Directions for this task. Each line containing the word "SHAP" should be found and copied.

Provided data.
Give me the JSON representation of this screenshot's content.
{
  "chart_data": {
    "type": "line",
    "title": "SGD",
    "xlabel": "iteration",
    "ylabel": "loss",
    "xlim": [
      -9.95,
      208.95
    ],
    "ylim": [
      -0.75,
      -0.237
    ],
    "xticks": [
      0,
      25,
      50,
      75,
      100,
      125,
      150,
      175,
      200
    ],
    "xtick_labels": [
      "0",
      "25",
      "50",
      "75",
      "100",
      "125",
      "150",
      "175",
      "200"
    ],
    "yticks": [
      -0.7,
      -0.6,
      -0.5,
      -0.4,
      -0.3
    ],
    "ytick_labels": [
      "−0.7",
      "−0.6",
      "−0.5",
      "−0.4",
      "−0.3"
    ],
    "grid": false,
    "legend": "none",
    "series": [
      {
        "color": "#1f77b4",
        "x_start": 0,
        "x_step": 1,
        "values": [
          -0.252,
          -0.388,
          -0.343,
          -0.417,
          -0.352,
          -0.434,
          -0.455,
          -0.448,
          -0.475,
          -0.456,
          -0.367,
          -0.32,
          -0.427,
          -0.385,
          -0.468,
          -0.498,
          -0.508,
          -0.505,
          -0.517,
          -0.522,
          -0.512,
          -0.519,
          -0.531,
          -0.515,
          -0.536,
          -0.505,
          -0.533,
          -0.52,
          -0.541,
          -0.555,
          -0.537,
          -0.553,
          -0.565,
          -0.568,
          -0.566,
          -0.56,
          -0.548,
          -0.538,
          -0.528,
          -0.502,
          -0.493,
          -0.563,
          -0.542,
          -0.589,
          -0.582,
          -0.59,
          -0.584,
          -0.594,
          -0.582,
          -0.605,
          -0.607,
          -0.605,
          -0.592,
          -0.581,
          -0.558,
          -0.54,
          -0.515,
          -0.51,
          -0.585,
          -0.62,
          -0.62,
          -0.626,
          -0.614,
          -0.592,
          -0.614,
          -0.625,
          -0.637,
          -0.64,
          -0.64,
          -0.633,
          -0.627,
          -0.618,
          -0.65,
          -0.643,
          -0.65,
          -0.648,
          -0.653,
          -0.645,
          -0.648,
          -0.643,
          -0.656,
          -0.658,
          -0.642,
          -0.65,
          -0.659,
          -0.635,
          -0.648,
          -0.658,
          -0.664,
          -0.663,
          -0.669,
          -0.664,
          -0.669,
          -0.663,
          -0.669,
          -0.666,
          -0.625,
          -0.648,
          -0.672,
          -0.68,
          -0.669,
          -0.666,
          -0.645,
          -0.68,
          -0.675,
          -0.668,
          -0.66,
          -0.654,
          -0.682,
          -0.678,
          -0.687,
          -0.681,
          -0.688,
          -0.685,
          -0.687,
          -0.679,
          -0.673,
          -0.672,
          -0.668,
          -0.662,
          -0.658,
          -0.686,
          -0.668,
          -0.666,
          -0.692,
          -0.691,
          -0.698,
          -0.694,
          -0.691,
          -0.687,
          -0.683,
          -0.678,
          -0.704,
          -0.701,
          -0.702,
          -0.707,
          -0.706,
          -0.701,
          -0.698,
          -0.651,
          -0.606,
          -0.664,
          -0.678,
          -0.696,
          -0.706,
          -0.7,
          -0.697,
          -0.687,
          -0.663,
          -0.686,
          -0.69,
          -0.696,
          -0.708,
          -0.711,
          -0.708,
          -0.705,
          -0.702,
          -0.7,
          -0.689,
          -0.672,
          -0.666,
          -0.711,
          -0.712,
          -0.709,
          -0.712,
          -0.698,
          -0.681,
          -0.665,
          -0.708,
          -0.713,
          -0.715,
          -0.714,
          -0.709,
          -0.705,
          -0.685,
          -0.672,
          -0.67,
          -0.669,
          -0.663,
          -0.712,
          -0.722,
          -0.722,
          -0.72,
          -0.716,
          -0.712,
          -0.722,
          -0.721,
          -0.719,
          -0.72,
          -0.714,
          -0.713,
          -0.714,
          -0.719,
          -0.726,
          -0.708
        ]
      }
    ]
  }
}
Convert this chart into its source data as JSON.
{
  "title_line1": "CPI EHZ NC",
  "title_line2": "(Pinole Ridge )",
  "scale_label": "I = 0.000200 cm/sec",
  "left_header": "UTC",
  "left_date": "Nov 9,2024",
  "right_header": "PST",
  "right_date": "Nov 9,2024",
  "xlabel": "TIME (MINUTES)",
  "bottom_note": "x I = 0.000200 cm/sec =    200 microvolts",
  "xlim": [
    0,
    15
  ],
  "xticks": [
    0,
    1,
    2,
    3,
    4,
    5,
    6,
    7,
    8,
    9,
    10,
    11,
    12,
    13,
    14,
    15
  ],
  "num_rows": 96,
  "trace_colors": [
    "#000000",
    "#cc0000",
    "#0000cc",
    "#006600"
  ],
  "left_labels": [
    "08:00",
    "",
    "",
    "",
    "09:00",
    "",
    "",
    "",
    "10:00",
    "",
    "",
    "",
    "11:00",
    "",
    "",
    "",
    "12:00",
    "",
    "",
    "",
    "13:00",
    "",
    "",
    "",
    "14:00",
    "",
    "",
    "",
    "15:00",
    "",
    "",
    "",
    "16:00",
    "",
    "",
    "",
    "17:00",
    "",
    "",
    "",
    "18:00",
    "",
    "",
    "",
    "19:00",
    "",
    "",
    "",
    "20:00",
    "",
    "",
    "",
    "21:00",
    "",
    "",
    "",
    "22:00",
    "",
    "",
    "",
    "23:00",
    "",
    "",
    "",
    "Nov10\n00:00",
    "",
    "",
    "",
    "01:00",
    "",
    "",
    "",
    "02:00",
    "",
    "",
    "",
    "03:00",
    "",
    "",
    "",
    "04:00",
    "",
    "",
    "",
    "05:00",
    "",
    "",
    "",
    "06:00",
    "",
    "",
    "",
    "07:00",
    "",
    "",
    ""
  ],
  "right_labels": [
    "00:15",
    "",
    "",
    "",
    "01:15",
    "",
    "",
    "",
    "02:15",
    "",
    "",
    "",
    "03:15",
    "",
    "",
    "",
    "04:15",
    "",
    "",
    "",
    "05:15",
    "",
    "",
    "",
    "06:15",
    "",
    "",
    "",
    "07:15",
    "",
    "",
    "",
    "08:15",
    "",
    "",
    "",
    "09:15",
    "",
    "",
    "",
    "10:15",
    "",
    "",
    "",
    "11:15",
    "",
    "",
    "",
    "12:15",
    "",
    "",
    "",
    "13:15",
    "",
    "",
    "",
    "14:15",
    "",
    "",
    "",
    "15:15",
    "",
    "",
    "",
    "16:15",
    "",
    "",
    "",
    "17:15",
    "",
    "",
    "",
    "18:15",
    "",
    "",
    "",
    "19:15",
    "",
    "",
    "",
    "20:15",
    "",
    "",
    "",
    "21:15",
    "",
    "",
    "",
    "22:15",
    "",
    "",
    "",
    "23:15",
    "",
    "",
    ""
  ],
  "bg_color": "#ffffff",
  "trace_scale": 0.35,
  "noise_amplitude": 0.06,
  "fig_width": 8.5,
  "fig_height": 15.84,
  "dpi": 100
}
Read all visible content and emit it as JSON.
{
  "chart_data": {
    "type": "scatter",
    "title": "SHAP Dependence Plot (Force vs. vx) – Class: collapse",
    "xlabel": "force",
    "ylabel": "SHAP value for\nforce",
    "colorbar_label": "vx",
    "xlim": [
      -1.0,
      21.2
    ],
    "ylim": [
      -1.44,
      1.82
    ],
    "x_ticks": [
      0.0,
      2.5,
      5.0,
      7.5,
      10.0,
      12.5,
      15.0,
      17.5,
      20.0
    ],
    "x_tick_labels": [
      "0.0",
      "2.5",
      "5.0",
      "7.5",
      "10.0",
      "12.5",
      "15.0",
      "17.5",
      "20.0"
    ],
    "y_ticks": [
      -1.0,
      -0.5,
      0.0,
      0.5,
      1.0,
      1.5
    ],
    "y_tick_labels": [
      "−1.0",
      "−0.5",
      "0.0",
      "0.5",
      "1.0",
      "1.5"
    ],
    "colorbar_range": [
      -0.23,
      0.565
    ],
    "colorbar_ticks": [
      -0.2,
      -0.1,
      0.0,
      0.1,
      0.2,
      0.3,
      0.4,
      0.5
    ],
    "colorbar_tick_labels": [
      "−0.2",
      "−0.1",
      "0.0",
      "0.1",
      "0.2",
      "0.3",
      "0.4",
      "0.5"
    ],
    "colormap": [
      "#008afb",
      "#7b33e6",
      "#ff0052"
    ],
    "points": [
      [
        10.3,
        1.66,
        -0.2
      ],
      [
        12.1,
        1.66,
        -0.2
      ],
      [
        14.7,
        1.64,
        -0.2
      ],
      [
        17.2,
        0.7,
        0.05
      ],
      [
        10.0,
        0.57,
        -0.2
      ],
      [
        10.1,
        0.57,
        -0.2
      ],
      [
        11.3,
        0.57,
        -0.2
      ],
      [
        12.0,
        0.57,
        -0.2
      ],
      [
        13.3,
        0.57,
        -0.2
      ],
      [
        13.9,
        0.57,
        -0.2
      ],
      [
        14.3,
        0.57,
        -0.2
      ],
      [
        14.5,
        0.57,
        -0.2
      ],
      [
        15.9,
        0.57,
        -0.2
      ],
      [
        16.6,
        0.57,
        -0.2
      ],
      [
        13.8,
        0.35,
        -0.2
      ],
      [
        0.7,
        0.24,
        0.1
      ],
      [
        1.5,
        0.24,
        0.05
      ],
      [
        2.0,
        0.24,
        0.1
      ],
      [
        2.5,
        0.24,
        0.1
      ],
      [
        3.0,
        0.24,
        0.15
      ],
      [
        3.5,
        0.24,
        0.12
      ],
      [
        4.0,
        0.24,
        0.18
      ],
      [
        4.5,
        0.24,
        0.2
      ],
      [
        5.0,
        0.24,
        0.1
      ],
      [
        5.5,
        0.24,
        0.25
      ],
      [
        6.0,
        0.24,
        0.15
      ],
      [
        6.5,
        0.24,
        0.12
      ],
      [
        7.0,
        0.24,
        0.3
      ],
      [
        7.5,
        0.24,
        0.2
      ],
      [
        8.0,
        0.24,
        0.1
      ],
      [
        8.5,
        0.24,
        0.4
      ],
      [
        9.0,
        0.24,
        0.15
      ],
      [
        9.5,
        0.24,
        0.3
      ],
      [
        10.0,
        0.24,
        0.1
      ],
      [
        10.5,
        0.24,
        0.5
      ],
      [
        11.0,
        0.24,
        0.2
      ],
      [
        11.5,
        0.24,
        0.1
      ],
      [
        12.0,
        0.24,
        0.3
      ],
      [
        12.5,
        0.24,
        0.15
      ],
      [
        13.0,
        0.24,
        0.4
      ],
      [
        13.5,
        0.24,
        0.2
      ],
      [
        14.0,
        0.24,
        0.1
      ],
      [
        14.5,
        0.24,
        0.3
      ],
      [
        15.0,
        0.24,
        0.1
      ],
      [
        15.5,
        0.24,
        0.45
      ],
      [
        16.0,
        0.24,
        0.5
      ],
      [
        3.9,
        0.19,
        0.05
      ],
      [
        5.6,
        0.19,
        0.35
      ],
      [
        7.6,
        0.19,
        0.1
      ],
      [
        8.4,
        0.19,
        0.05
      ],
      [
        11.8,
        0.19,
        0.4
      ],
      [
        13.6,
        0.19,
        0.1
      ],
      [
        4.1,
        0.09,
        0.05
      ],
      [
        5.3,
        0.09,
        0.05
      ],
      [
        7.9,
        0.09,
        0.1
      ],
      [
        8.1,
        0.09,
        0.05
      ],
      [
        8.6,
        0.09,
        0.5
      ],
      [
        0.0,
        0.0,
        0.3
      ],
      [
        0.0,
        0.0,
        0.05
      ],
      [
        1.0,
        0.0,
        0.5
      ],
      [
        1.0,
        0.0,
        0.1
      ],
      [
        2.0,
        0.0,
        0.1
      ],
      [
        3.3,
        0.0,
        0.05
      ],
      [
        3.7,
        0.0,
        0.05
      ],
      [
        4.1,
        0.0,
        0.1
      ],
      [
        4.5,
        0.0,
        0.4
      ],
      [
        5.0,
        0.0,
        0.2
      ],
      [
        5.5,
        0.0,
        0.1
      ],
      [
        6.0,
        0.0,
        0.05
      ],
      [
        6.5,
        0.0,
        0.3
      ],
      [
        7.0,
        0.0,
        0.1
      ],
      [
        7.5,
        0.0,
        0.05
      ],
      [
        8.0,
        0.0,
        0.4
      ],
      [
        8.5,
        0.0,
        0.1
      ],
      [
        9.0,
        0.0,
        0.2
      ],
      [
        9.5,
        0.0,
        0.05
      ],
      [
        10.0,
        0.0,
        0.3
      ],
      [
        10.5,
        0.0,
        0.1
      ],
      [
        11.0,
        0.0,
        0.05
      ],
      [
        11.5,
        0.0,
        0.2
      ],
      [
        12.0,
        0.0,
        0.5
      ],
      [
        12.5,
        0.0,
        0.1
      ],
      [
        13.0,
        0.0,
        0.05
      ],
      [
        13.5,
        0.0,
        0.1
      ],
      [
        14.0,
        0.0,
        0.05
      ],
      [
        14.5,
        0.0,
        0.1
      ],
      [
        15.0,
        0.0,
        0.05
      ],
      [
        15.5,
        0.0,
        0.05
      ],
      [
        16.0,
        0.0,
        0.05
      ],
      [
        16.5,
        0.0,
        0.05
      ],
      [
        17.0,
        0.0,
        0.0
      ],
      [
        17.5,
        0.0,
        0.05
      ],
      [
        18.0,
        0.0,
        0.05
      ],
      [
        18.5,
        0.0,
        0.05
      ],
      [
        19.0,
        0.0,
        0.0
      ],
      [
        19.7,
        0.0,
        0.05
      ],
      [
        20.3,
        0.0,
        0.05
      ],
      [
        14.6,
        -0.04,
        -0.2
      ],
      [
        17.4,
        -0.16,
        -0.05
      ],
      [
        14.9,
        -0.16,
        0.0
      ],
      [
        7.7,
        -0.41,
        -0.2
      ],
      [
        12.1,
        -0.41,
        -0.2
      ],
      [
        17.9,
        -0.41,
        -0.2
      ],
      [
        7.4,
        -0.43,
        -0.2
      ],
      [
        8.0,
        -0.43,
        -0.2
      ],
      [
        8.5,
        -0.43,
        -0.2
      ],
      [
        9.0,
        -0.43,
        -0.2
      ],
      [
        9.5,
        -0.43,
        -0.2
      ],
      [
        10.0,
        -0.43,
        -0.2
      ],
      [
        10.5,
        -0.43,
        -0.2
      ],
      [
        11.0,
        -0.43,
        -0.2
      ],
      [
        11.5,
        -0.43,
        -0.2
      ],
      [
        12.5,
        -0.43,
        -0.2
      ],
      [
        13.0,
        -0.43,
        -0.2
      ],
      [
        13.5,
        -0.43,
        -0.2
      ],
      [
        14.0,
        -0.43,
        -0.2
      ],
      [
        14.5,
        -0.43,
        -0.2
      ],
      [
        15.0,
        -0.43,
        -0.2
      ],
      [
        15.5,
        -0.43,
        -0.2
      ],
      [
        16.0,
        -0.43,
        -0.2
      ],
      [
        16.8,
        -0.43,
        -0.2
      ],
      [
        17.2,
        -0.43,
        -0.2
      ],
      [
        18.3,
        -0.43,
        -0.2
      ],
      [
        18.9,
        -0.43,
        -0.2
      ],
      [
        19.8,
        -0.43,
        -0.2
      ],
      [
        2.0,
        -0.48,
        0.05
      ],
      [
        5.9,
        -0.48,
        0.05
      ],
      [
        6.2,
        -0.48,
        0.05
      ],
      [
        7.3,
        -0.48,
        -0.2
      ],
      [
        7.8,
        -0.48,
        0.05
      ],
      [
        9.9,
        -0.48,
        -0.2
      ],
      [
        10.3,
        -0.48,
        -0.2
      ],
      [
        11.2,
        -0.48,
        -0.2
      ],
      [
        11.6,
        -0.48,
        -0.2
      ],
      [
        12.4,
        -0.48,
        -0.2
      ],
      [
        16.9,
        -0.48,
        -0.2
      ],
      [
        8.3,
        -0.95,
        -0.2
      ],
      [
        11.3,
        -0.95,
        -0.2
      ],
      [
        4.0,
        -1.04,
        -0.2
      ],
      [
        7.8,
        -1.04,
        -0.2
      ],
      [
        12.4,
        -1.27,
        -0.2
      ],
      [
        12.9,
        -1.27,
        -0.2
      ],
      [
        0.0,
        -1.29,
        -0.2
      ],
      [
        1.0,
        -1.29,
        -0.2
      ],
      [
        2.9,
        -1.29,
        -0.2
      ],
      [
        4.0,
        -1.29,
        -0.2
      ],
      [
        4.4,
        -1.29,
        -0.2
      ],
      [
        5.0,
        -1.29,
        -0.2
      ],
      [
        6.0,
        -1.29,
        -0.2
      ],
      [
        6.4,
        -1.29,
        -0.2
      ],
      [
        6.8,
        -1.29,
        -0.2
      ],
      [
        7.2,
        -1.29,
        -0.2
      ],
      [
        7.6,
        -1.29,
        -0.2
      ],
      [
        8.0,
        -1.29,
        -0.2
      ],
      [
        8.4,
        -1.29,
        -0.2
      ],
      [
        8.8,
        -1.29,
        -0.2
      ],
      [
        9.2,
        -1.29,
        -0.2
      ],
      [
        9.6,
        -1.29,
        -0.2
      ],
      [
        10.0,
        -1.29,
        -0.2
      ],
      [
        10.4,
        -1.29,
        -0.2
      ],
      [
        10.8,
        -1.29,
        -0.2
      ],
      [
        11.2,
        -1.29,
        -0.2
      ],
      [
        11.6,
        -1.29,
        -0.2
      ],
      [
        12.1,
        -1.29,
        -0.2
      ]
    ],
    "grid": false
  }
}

Finished answer.
    "title": "SHAP Dependence Plot (Force vs. vx) – Class: collapse",
    "ylabel": "SHAP value for\nforce",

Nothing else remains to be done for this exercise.